[[ DATA TO USE open ]]

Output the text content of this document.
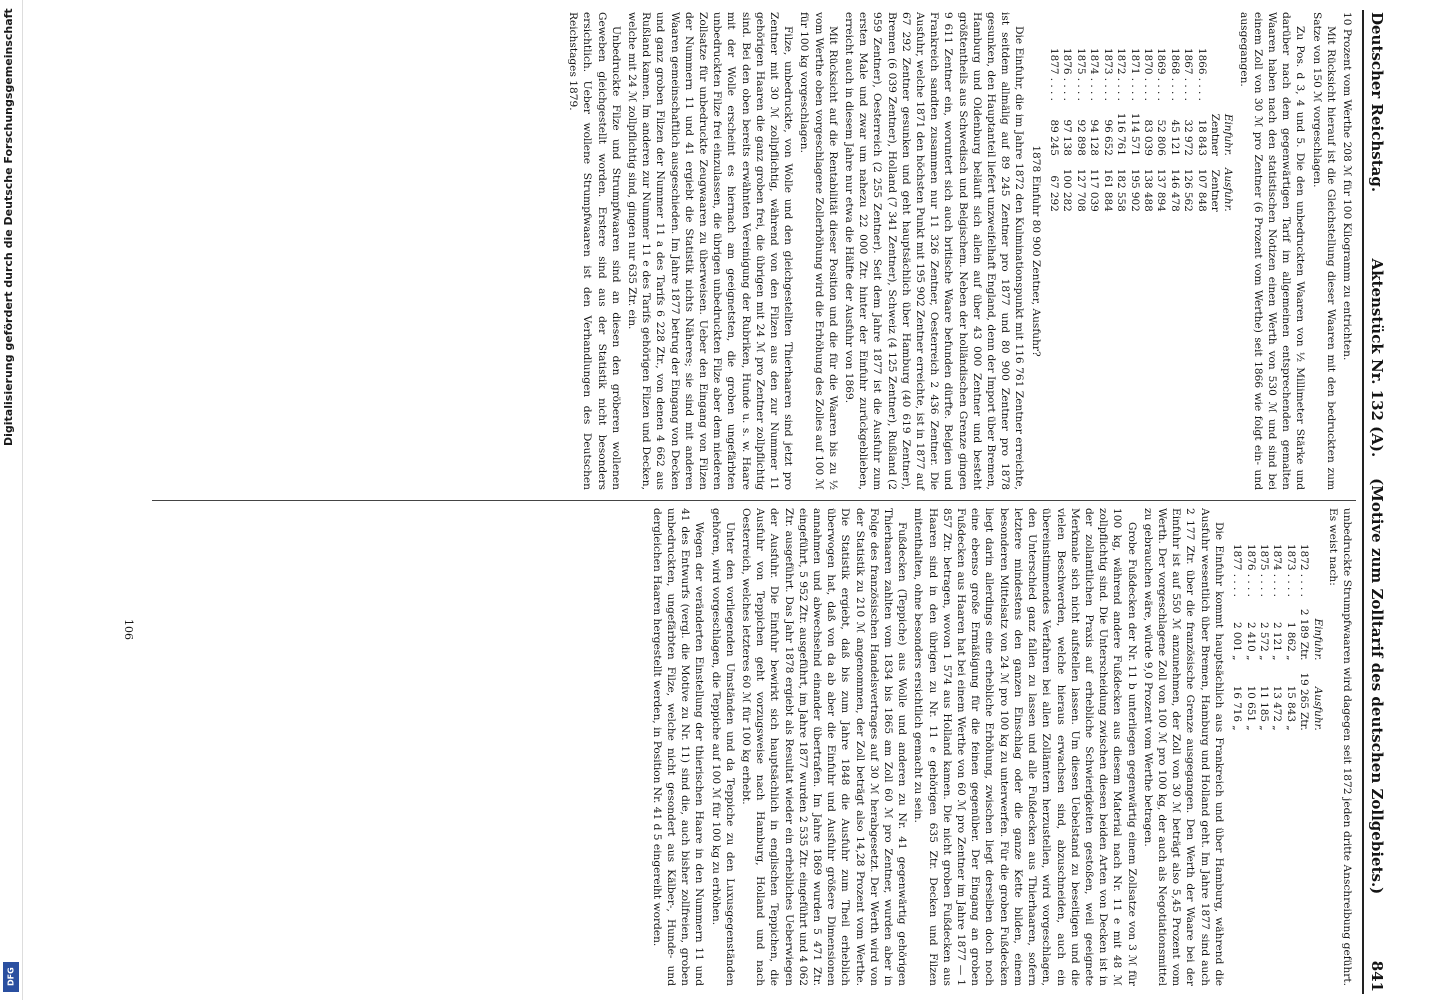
Digitalisierung gefördert durch die Deutsche Forschungsgemeinschaft
DFG
Deutscher Reichstag.
Aktenstück Nr. 132 (A).    (Motive zum Zolltarif des deutschen Zollgebiets.)
841

10 Prozent vom Werthe 208 ℳ für 100 Kilogramm zu entrichten.

Mit Rücksicht hierauf ist die Gleichstellung dieser Waaren mit den bedruckten zum Satze von 150 ℳ vorgeschlagen.

Zu Pos. d 3, 4 und 5. Die den unbedruckten Waaren von ½ Millimeter Stärke und darüber nach dem gegenwärtigen Tarif im allgemeinen entsprechenden gemalten Waaren haben nach den statistischen Notizen einen Werth von 530 ℳ und sind bei einem Zoll von 30 ℳ pro Zentner (6 Prozent vom Werthe) seit 1866 wie folgt ein- und ausgegangen.

	Einfuhr.	Ausfuhr.
	Zentner	Zentner
1866 . . . .	18 843	107 848
1867 . . . .	32 972	126 562
1868 . . . .	45 121	146 478
1869 . . . .	52 806	137 894
1870 . . . .	83 039	138 488
1871 . . . .	114 571	195 902
1872 . . . .	116 761	182 558
1873 . . . .	96 652	161 884
1874 . . . .	94 128	117 039
1875 . . . .	92 898	127 708
1876 . . . .	97 138	100 282
1877 . . . .	89 245	67 292

1878 Einfuhr 80 900 Zentner, Ausfuhr?

Die Einfuhr, die im Jahre 1872 den Kulminationspunkt mit 116 761 Zentner erreichte, ist seitdem allmälig auf 89 245 Zentner pro 1877 und 80 900 Zentner pro 1878 gesunken, den Hauptanteil liefert unzweifelhaft England, denn der Import über Bremen, Hamburg und Oldenburg beläuft sich allein auf über 43 000 Zentner und besteht größtentheils aus Schwedisch und Belgischem. Neben der holländischen Grenze gingen 9 611 Zentner ein, woruntert sich auch britische Waare befunden dürfte. Belgien und Frankreich sandten zusammen nur 11 326 Zentner, Oesterreich 2 436 Zentner. Die Ausfuhr, welche 1871 den höchsten Punkt mit 195 902 Zentner erreichte, ist in 1877 auf 67 292 Zentner gesunken und geht hauptsächlich über Hamburg (40 619 Zentner), Bremen (6 039 Zentner), Holland (7 341 Zentner), Schweiz (4 125 Zentner), Rußland (2 959 Zentner), Oesterreich (2 255 Zentner). Seit dem Jahre 1877 ist die Ausfuhr zum ersten Male und zwar um nahezu 22 000 Ztr. hinter der Einfuhr zurückgeblieben, erreicht auch in diesem Jahre nur etwa die Hälfte der Ausfuhr von 1869.

Mit Rücksicht auf die Rentabilität dieser Position und die für die Waaren bis zu ½ vom Werthe oben vorgeschlagene Zollerhöhung wird die Erhöhung des Zolles auf 100 ℳ für 100 kg vorgeschlagen.

Filze, unbedruckte, von Wolle und den gleichgestellten Thierhaaren sind jetzt pro Zentner mit 30 ℳ zollpflichtig, während von den Filzen aus den zur Nummer 11 gehörigen Haaren die ganz groben frei, die übrigen mit 24 ℳ pro Zentner zollpflichtig sind. Bei den oben bereits erwähnten Vereinigung der Rubriken, Hunde u. s. w. Haare mit der Wolle erscheint es hiernach am geeignetsten, die groben ungefärbten unbedruckten Filze frei einzulassen, die übrigen unbedruckten Filze aber dem niederen Zollsatze für unbedruckte Zeugwaaren zu überweisen. Ueber den Eingang von Filzen der Nummern 11 und 41 ergiebt die Statistik nichts Näheres; sie sind mit anderen Waaren gemeinschaftlich ausgeschieden. Im Jahre 1877 betrug der Eingang von Decken und ganz groben Filzen der Nummer 11 a des Tarifs 6 228 Ztr., von denen 4 662 aus Rußland kamen. Im anderen zur Nummer 11 e des Tarifs gehörigen Filzen und Decken, welche mit 24 ℳ zollpflichtig sind, gingen nur 635 Ztr. ein.

Unbedruckte Filze und Strumpfwaaren sind an diesen den gröberen wollenen Geweben gleichgestellt worden. Erstere sind aus der Statistik nicht besonders ersichtlich. Ueber wollene Strumpfwaaren ist den Verhandlungen des Deutschen Reichstages 1879.

unbedruckte Strumpfwaaren wird dagegen seit 1872 jeden dritte Anschreibung geführt. Es weist nach:

	Einfuhr.	Ausfuhr.
1872 . . . .	2 189 Ztr.	19 265 Ztr.
1873 . . . .	1 862 „	15 843 „
1874 . . . .	2 121 „	13 472 „
1875 . . . .	2 572 „	11 185 „
1876 . . . .	2 410 „	10 651 „
1877 . . . .	2 001 „	16 716 „

Die Einfuhr kommt hauptsächlich aus Frankreich und über Hamburg, während die Ausfuhr wesentlich über Bremen, Hamburg und Holland geht. Im Jahre 1877 sind auch 2 177 Ztr. über die französische Grenze ausgegangen. Den Werth der Waare bei der Einfuhr ist auf 550 ℳ anzunehmen, der Zoll von 30 ℳ beträgt also 5,45 Prozent vom Werth. Der vorgeschlagene Zoll von 100 ℳ pro 100 kg, der auch als Negotiationsmittel zu gebrauchen wäre, würde 9,0 Prozent vom Werthe betragen.

Grobe Fußdecken der Nr. 11 b unterliegen gegenwärtig einem Zollsatze von 3 ℳ für 100 kg, während andere Fußdecken aus diesem Material nach Nr. 11 e mit 48 ℳ zollpflichtig sind. Die Unterscheidung zwischen diesen beiden Arten von Decken ist in der zollamtlichen Praxis auf erhebliche Schwierigkeiten gestoßen, weil geeignete Merkmale sich nicht aufstellen lassen. Um diesen Uebelstand zu beseitigen und die vielen Beschwerden, welche hieraus erwachsen sind, abzuschneiden, auch ein übereinstimmendes Verfahren bei allen Zollämtern herzustellen, wird vorgeschlagen, den Unterschied ganz fallen zu lassen und alle Fußdecken aus Thierhaaren, sofern letztere mindestens den ganzen Einschlag oder die ganze Kette bilden, einem besonderen Mittelsatz von 24 ℳ pro 100 kg zu unterwerfen. Für die groben Fußdecken liegt darin allerdings eine erhebliche Erhöhung, zwischen liegt derselben doch noch eine ebenso große Ermäßigung für die feinen gegenüber. Der Eingang an groben Fußdecken aus Haaren hat bei einem Werthe von 60 ℳ pro Zentner im Jahre 1877 — 1 857 Ztr. betragen, wovon 1 574 aus Holland kamen. Die nicht groben Fußdecken aus Haaren sind in den übrigen zu Nr. 11 e gehörigen 635 Ztr. Decken und Filzen mitenthalten, ohne besonders ersichtlich gemacht zu sein.

Fußdecken (Teppiche) aus Wolle und anderen zu Nr. 41 gegenwärtig gehörigen Thierhaaren zahlten vom 1834 bis 1865 am Zoll 60 ℳ pro Zentner, wurden aber in Folge des französischen Handelsvertrages auf 30 ℳ herabgesetzt. Der Werth wird von der Statistik zu 210 ℳ angenommen, der Zoll beträgt also 14,28 Prozent vom Werthe. Die Statistik ergiebt, daß bis zum Jahre 1848 die Ausfuhr zum Theil erheblich überwogen hat, daß von da ab aber die Einfuhr und Ausfuhr größere Dimensionen annahmen und abwechselnd einander übertrafen. Im Jahre 1869 wurden 5 471 Ztr. eingeführt, 5 952 Ztr. ausgeführt, im Jahre 1877 wurden 2 535 Ztr. eingeführt und 4 062 Ztr. ausgeführt. Das Jahr 1878 ergiebt als Resultat wieder ein erhebliches Ueberwiegen der Ausfuhr. Die Einfuhr bewirkt sich hauptsächlich in englischen Teppichen, die Ausfuhr von Teppichen geht vorzugsweise nach Hamburg, Holland und nach Oesterreich, welches letzteres 60 ℳ für 100 kg erhebt.

Unter den vorliegenden Umständen und da Teppiche zu den Luxusgegenständen gehören, wird vorgeschlagen, die Teppiche auf 100 ℳ für 100 kg zu erhöhen.

Wegen der veränderten Einstellung der thierischen Haare in den Nummern 11 und 41 des Entwurfs (vergl. die Motive zu Nr. 11) sind die, auch bisher zollfreien, groben unbedruckten, ungefärbten Filze, welche nicht gesondert aus Kälber-, Hunde- und dergleichen Haaren hergestellt werden, in Position Nr. 41 d 5 eingereiht worden.

106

[[ DATA TO USE closed ]]

_EXERCISE_
Pull out every line in the material above where "dieser" occurs.

_ANSWER SECTION_
Mit Rücksicht hierauf ist die Gleichstellung dieser Waaren mit den bedruckten zum Satze von 150 ℳ vorgeschlagen.
Mit Rücksicht auf die Rentabilität dieser Position und die für die Waaren bis zu ½ vom Werthe oben vorgeschlagene Zollerhöhung wird die Erhöhung des Zolles auf 100 ℳ für 100 kg vorgeschlagen.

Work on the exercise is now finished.